** start Records to use **

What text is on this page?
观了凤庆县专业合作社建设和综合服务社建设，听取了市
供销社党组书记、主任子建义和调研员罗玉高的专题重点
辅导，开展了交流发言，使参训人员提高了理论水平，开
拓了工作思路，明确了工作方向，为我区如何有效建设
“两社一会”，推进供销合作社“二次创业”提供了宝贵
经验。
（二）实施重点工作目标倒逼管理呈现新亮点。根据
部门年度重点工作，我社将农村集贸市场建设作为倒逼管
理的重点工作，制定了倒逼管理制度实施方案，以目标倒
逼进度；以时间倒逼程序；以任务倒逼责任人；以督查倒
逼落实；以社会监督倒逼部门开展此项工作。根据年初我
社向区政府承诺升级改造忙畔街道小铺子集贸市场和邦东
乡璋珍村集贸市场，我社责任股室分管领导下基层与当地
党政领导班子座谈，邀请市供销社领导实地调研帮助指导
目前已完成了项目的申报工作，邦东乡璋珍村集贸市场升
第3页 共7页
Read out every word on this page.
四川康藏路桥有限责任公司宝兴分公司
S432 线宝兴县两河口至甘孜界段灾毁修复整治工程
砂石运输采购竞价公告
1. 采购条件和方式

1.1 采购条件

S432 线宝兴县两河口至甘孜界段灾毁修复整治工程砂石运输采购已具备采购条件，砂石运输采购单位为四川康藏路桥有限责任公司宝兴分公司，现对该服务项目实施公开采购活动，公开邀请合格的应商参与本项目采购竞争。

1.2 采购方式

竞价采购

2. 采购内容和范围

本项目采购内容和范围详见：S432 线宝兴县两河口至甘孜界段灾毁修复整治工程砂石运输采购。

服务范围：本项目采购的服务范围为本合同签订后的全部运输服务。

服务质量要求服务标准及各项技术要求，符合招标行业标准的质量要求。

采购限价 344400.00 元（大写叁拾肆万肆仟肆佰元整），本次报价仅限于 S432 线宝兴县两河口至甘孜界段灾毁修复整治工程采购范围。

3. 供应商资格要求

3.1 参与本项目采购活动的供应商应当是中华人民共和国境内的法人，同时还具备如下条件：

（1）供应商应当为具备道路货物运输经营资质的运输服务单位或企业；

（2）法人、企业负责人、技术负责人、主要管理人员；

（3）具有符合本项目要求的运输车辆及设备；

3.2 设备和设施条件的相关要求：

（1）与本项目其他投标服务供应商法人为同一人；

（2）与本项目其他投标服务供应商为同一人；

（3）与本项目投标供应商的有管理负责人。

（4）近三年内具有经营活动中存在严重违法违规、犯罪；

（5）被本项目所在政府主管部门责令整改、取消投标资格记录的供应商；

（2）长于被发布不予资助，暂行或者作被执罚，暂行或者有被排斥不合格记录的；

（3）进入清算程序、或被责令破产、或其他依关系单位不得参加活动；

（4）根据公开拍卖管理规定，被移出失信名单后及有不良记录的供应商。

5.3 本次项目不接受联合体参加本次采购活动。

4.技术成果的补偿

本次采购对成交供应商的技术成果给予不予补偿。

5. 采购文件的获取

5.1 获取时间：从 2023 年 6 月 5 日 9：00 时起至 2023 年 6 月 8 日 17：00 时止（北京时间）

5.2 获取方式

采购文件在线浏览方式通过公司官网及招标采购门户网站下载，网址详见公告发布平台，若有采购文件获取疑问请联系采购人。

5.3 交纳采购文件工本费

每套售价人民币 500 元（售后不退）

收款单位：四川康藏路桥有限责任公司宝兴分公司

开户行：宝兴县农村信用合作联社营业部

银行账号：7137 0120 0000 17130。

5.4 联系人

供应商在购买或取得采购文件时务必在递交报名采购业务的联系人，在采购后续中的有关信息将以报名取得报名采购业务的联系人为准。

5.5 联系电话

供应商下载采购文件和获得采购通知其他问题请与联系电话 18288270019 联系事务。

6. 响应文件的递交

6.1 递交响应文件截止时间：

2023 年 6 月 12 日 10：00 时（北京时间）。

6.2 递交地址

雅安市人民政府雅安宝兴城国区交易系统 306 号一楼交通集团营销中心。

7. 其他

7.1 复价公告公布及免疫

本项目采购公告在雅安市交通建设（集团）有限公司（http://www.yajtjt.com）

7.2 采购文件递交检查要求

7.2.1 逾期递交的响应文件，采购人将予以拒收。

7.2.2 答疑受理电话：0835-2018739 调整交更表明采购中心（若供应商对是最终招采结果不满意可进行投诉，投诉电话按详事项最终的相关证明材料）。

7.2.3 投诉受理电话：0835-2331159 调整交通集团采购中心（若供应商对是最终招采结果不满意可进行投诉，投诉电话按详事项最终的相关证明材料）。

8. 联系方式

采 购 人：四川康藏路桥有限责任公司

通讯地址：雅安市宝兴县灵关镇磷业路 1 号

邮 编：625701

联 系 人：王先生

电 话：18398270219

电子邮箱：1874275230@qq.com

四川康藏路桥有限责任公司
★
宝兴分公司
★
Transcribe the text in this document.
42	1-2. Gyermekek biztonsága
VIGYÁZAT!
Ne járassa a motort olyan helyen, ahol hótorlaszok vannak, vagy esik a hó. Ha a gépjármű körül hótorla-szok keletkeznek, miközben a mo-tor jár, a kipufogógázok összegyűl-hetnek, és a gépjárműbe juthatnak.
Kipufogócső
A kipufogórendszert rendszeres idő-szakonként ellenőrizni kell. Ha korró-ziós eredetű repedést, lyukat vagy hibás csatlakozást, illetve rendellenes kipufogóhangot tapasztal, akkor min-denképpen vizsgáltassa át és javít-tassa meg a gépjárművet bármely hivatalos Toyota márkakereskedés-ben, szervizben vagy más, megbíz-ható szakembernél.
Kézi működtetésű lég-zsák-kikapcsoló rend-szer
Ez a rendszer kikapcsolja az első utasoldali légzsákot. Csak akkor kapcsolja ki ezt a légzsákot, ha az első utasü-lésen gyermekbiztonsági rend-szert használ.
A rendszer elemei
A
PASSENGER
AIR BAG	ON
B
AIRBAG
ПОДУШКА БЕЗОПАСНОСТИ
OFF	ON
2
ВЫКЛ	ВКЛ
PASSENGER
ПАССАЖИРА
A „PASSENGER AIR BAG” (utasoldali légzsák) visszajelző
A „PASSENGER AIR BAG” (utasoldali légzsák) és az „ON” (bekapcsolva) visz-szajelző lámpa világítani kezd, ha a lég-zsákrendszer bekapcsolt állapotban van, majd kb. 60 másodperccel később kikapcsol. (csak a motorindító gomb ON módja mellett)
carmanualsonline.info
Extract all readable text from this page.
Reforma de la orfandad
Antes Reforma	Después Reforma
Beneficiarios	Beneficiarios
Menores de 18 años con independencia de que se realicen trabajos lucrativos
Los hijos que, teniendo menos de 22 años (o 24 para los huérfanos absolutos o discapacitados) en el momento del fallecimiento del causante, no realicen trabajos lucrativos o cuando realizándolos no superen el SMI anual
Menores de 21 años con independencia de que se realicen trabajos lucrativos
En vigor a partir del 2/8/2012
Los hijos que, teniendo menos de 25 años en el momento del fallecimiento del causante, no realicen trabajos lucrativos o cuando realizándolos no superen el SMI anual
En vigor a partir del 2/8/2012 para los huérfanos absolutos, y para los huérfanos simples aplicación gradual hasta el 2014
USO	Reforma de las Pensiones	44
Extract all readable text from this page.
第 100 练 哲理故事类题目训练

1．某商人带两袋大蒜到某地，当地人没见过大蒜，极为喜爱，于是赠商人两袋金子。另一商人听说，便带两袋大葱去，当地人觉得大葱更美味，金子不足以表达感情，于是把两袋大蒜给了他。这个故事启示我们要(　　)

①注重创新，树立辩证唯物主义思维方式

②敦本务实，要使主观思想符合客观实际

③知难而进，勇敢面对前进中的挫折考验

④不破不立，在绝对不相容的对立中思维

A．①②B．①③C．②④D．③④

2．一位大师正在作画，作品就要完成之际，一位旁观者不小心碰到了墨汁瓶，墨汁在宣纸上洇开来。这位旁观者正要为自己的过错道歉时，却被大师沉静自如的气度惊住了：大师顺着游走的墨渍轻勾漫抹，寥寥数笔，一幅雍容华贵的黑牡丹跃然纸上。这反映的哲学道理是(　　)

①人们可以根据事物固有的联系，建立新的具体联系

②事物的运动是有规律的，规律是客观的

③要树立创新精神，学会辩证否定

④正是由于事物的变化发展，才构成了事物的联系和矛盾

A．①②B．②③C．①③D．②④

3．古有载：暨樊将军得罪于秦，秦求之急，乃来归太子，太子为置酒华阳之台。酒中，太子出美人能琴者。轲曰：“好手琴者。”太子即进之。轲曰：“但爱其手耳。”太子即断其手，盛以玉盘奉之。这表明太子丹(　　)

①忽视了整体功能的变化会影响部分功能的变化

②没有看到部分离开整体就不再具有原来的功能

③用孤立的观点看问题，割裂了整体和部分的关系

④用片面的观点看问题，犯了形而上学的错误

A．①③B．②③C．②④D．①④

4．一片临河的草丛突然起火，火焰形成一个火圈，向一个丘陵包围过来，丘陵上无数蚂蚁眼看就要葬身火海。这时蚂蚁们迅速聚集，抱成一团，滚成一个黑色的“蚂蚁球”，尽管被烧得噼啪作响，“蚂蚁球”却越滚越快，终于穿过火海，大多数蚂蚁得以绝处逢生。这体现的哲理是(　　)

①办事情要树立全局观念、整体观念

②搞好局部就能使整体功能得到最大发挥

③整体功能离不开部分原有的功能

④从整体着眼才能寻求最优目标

** end Records to use **

Task instructions >> Report only how many lines in the records contain the word "text".

The output >> 4